[Given request] Reproduce every record below exactly as it appears.

[Data shown]
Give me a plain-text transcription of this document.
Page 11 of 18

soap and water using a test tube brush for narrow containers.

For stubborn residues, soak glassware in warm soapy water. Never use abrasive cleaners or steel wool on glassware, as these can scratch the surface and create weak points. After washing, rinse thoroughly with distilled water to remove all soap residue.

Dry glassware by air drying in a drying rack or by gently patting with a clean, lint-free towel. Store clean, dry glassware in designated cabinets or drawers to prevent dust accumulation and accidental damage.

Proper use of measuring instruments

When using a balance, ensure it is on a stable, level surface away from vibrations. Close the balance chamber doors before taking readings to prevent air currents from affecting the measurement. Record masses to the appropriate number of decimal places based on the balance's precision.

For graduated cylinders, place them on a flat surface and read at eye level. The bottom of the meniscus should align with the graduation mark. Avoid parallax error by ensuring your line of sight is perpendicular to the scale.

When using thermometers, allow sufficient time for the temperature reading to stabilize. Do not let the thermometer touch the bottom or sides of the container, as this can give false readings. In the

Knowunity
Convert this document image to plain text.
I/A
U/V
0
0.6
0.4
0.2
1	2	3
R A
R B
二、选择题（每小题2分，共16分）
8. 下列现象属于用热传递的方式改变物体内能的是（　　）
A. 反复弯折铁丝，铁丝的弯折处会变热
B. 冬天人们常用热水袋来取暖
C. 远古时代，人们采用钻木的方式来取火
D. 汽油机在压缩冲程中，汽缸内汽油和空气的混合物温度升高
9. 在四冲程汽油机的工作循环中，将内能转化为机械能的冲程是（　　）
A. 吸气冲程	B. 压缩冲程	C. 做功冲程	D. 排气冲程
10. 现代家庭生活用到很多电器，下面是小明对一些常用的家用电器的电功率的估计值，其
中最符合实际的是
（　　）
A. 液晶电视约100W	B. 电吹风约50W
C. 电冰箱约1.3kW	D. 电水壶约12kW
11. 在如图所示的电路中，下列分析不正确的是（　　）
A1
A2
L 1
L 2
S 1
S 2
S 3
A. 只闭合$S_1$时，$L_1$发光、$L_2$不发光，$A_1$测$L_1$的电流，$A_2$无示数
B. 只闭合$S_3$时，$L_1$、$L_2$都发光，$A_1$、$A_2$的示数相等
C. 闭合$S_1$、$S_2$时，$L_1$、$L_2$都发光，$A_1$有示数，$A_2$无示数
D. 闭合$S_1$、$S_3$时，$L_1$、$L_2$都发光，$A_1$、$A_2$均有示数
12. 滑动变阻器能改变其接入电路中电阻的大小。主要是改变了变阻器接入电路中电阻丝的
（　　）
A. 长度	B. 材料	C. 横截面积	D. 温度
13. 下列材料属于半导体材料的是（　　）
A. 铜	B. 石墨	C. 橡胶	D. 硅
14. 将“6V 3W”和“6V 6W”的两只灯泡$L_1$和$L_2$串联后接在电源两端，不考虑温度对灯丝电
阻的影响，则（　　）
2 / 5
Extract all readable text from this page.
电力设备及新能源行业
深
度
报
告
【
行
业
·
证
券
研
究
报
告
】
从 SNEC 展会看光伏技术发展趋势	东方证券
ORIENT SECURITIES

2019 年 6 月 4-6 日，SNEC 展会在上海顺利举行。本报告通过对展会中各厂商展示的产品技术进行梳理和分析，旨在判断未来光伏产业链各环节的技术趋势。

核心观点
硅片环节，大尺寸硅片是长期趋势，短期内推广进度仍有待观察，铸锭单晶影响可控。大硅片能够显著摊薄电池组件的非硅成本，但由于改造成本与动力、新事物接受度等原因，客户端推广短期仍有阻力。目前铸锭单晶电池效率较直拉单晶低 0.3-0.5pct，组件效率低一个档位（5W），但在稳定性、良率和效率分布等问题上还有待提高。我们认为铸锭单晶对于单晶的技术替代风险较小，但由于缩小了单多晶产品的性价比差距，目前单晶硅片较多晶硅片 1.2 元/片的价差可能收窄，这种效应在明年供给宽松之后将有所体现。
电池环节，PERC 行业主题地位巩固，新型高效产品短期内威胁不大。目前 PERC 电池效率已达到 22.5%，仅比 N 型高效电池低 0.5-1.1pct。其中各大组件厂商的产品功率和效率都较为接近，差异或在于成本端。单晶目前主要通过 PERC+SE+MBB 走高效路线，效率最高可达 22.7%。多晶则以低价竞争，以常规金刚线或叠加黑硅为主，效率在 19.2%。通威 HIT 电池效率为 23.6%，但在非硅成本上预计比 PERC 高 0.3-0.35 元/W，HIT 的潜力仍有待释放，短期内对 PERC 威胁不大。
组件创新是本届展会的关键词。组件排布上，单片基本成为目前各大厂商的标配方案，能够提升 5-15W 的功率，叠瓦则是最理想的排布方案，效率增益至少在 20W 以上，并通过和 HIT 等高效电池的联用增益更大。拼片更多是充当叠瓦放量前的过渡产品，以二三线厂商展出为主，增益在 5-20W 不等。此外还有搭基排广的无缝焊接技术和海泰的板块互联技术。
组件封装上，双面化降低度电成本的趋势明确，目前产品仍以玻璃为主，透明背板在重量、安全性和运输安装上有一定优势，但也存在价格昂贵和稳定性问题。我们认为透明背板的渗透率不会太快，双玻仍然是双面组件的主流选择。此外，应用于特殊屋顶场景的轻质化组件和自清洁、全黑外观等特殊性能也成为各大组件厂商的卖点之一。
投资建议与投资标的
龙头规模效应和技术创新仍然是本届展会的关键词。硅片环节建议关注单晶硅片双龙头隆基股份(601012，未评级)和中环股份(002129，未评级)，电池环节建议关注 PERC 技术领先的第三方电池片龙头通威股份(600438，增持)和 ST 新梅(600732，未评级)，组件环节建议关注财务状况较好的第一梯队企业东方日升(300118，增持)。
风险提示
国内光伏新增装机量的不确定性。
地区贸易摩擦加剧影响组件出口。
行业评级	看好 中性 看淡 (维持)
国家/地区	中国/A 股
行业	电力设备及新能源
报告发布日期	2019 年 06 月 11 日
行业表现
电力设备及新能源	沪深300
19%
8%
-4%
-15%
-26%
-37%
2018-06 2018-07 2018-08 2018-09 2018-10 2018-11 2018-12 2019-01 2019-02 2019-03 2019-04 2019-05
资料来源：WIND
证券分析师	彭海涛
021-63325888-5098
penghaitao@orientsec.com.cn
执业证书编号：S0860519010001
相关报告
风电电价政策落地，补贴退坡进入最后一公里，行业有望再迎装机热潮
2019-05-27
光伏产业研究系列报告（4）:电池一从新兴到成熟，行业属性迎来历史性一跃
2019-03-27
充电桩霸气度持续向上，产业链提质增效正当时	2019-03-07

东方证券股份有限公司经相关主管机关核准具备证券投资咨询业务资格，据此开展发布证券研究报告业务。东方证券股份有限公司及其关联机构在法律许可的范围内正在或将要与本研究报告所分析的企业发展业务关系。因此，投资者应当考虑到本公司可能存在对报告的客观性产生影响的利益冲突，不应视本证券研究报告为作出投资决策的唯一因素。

[Exercise result]
Give me a plain-text transcription of this document.
Page 11 of 18

soap and water using a test tube brush for narrow containers.

For stubborn residues, soak glassware in warm soapy water. Never use abrasive cleaners or steel wool on glassware, as these can scratch the surface and create weak points. After washing, rinse thoroughly with distilled water to remove all soap residue.

Dry glassware by air drying in a drying rack or by gently patting with a clean, lint-free towel. Store clean, dry glassware in designated cabinets or drawers to prevent dust accumulation and accidental damage.

Proper use of measuring instruments

When using a balance, ensure it is on a stable, level surface away from vibrations. Close the balance chamber doors before taking readings to prevent air currents from affecting the measurement. Record masses to the appropriate number of decimal places based on the balance's precision.

For graduated cylinders, place them on a flat surface and read at eye level. The bottom of the meniscus should align with the graduation mark. Avoid parallax error by ensuring your line of sight is perpendicular to the scale.

When using thermometers, allow sufficient time for the temperature reading to stabilize. Do not let the thermometer touch the bottom or sides of the container, as this can give false readings. In the

Knowunity
Convert this document image to plain text.
I/A
U/V
0
0.6
0.4
0.2
1	2	3
R A
R B
二、选择题（每小题2分，共16分）
8. 下列现象属于用热传递的方式改变物体内能的是（　　）
A. 反复弯折铁丝，铁丝的弯折处会变热
B. 冬天人们常用热水袋来取暖
C. 远古时代，人们采用钻木的方式来取火
D. 汽油机在压缩冲程中，汽缸内汽油和空气的混合物温度升高
9. 在四冲程汽油机的工作循环中，将内能转化为机械能的冲程是（　　）
A. 吸气冲程	B. 压缩冲程	C. 做功冲程	D. 排气冲程
10. 现代家庭生活用到很多电器，下面是小明对一些常用的家用电器的电功率的估计值，其
中最符合实际的是
（　　）
A. 液晶电视约100W	B. 电吹风约50W
C. 电冰箱约1.3kW	D. 电水壶约12kW
11. 在如图所示的电路中，下列分析不正确的是（　　）
A1
A2
L 1
L 2
S 1
S 2
S 3
A. 只闭合$S_1$时，$L_1$发光、$L_2$不发光，$A_1$测$L_1$的电流，$A_2$无示数
B. 只闭合$S_3$时，$L_1$、$L_2$都发光，$A_1$、$A_2$的示数相等
C. 闭合$S_1$、$S_2$时，$L_1$、$L_2$都发光，$A_1$有示数，$A_2$无示数
D. 闭合$S_1$、$S_3$时，$L_1$、$L_2$都发光，$A_1$、$A_2$均有示数
12. 滑动变阻器能改变其接入电路中电阻的大小。主要是改变了变阻器接入电路中电阻丝的
（　　）
A. 长度	B. 材料	C. 横截面积	D. 温度
13. 下列材料属于半导体材料的是（　　）
A. 铜	B. 石墨	C. 橡胶	D. 硅
14. 将“6V 3W”和“6V 6W”的两只灯泡$L_1$和$L_2$串联后接在电源两端，不考虑温度对灯丝电
阻的影响，则（　　）
2 / 5
Extract all readable text from this page.
电力设备及新能源行业
深
度
报
告
【
行
业
·
证
券
研
究
报
告
】
从 SNEC 展会看光伏技术发展趋势	东方证券
ORIENT SECURITIES

2019 年 6 月 4-6 日，SNEC 展会在上海顺利举行。本报告通过对展会中各厂商展示的产品技术进行梳理和分析，旨在判断未来光伏产业链各环节的技术趋势。

核心观点
硅片环节，大尺寸硅片是长期趋势，短期内推广进度仍有待观察，铸锭单晶影响可控。大硅片能够显著摊薄电池组件的非硅成本，但由于改造成本与动力、新事物接受度等原因，客户端推广短期仍有阻力。目前铸锭单晶电池效率较直拉单晶低 0.3-0.5pct，组件效率低一个档位（5W），但在稳定性、良率和效率分布等问题上还有待提高。我们认为铸锭单晶对于单晶的技术替代风险较小，但由于缩小了单多晶产品的性价比差距，目前单晶硅片较多晶硅片 1.2 元/片的价差可能收窄，这种效应在明年供给宽松之后将有所体现。
电池环节，PERC 行业主题地位巩固，新型高效产品短期内威胁不大。目前 PERC 电池效率已达到 22.5%，仅比 N 型高效电池低 0.5-1.1pct。其中各大组件厂商的产品功率和效率都较为接近，差异或在于成本端。单晶目前主要通过 PERC+SE+MBB 走高效路线，效率最高可达 22.7%。多晶则以低价竞争，以常规金刚线或叠加黑硅为主，效率在 19.2%。通威 HIT 电池效率为 23.6%，但在非硅成本上预计比 PERC 高 0.3-0.35 元/W，HIT 的潜力仍有待释放，短期内对 PERC 威胁不大。
组件创新是本届展会的关键词。组件排布上，单片基本成为目前各大厂商的标配方案，能够提升 5-15W 的功率，叠瓦则是最理想的排布方案，效率增益至少在 20W 以上，并通过和 HIT 等高效电池的联用增益更大。拼片更多是充当叠瓦放量前的过渡产品，以二三线厂商展出为主，增益在 5-20W 不等。此外还有搭基排广的无缝焊接技术和海泰的板块互联技术。
组件封装上，双面化降低度电成本的趋势明确，目前产品仍以玻璃为主，透明背板在重量、安全性和运输安装上有一定优势，但也存在价格昂贵和稳定性问题。我们认为透明背板的渗透率不会太快，双玻仍然是双面组件的主流选择。此外，应用于特殊屋顶场景的轻质化组件和自清洁、全黑外观等特殊性能也成为各大组件厂商的卖点之一。
投资建议与投资标的
龙头规模效应和技术创新仍然是本届展会的关键词。硅片环节建议关注单晶硅片双龙头隆基股份(601012，未评级)和中环股份(002129，未评级)，电池环节建议关注 PERC 技术领先的第三方电池片龙头通威股份(600438，增持)和 ST 新梅(600732，未评级)，组件环节建议关注财务状况较好的第一梯队企业东方日升(300118，增持)。
风险提示
国内光伏新增装机量的不确定性。
地区贸易摩擦加剧影响组件出口。
行业评级	看好 中性 看淡 (维持)
国家/地区	中国/A 股
行业	电力设备及新能源
报告发布日期	2019 年 06 月 11 日
行业表现
电力设备及新能源	沪深300
19%
8%
-4%
-15%
-26%
-37%
2018-06 2018-07 2018-08 2018-09 2018-10 2018-11 2018-12 2019-01 2019-02 2019-03 2019-04 2019-05
资料来源：WIND
证券分析师	彭海涛
021-63325888-5098
penghaitao@orientsec.com.cn
执业证书编号：S0860519010001
相关报告
风电电价政策落地，补贴退坡进入最后一公里，行业有望再迎装机热潮
2019-05-27
光伏产业研究系列报告（4）:电池一从新兴到成熟，行业属性迎来历史性一跃
2019-03-27
充电桩霸气度持续向上，产业链提质增效正当时	2019-03-07

东方证券股份有限公司经相关主管机关核准具备证券投资咨询业务资格，据此开展发布证券研究报告业务。东方证券股份有限公司及其关联机构在法律许可的范围内正在或将要与本研究报告所分析的企业发展业务关系。因此，投资者应当考虑到本公司可能存在对报告的客观性产生影响的利益冲突，不应视本证券研究报告为作出投资决策的唯一因素。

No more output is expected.